┌─ RECORDS FOR THIS EXERCISE

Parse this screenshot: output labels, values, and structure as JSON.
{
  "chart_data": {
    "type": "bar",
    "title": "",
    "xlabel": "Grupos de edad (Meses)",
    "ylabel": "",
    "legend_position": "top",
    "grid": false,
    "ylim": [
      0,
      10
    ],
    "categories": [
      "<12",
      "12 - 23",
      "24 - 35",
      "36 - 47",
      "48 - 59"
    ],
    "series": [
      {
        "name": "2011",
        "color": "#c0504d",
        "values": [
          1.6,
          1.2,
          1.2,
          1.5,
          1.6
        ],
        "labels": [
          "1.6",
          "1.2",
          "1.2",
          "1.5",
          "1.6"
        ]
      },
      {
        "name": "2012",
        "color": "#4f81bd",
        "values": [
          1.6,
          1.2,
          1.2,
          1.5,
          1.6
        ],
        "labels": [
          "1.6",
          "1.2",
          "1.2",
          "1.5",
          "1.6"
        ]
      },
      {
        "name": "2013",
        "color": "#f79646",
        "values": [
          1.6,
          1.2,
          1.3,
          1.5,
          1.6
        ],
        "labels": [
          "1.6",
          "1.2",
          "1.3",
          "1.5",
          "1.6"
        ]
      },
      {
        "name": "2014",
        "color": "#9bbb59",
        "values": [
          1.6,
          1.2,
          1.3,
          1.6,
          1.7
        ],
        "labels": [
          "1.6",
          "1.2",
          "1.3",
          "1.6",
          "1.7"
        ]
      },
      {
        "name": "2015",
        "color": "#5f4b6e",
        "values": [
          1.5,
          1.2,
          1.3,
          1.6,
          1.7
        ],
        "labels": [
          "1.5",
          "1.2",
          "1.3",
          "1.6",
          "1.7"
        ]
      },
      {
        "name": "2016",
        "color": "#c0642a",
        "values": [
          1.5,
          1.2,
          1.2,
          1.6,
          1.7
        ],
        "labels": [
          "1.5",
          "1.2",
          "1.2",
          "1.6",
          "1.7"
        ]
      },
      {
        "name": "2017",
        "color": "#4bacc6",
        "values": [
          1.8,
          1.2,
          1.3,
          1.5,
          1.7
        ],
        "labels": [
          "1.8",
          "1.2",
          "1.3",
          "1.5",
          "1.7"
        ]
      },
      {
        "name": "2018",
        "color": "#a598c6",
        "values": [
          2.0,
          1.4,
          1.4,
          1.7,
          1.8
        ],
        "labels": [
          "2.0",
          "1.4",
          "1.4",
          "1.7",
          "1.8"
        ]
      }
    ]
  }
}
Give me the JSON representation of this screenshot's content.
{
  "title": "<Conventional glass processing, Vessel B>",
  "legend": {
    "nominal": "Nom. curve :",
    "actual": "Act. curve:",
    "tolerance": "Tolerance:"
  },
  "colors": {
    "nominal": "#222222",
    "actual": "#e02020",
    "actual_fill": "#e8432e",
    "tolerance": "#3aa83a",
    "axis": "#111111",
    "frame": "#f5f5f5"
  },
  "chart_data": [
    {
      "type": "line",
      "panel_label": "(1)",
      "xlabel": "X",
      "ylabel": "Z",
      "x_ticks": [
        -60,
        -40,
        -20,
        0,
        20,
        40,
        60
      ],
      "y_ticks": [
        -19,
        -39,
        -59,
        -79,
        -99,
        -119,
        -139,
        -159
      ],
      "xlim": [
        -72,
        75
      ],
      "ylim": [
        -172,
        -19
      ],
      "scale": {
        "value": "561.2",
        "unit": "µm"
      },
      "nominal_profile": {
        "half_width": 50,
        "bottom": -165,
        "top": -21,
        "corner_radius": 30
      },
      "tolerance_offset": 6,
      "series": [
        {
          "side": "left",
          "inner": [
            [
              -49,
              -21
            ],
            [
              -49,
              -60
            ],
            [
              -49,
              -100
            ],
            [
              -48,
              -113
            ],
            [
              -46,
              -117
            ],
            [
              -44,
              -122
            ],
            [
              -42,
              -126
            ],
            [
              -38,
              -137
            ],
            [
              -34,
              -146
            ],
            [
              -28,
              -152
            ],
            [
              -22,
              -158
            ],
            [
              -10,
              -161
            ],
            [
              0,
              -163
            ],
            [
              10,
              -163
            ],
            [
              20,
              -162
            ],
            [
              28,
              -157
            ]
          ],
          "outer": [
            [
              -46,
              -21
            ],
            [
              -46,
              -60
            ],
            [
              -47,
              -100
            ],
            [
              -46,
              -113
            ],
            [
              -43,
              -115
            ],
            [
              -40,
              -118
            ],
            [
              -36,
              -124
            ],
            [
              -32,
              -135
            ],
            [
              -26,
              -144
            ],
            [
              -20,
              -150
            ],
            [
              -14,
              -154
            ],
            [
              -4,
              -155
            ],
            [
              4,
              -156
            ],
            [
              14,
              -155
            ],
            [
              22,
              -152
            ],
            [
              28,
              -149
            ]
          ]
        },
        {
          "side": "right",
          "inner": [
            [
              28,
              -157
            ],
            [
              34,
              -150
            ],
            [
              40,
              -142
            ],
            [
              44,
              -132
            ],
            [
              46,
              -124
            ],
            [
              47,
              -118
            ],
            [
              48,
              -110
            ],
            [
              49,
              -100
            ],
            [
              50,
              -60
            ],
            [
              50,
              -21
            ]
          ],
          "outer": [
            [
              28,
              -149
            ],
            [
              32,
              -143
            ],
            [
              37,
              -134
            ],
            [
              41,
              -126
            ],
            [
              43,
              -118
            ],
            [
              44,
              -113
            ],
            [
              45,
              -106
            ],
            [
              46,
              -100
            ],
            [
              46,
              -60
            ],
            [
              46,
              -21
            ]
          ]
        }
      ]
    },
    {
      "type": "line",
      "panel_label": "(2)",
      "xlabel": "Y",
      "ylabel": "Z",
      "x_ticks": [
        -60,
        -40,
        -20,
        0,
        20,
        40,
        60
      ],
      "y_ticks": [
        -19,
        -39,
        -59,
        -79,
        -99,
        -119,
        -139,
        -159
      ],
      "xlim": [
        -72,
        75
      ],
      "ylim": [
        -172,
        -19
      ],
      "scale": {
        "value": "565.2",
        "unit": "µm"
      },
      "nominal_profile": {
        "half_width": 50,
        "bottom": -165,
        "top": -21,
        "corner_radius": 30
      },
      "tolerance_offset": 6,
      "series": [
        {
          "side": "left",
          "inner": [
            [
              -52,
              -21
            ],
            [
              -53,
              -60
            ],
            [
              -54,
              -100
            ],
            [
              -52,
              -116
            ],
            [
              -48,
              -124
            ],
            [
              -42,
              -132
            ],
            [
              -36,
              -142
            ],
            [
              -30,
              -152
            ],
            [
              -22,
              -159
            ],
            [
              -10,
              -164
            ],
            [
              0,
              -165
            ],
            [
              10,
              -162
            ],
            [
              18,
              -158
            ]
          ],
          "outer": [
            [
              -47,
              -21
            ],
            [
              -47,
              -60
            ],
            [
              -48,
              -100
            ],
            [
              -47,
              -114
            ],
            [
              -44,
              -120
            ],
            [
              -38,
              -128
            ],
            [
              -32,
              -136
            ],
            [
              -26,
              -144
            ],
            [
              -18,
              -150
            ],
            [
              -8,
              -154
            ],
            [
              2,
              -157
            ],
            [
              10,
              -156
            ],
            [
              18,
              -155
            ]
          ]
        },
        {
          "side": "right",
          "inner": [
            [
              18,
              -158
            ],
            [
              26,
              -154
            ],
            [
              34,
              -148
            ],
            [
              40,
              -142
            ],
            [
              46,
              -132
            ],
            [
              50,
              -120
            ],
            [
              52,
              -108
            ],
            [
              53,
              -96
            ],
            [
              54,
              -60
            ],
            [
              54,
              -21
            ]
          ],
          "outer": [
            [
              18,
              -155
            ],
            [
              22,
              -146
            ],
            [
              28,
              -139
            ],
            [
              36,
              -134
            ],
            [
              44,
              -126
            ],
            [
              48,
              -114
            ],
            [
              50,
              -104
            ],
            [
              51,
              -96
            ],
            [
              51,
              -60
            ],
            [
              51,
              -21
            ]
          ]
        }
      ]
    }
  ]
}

└─

◆ WORK TO BE COMPLETED: Copy each line containing the word "name" from the data.

◆ TASK SOLUTION:
        "name": "2011",
        "name": "2012",
        "name": "2013",
        "name": "2014",
        "name": "2015",
        "name": "2016",
        "name": "2017",
        "name": "2018",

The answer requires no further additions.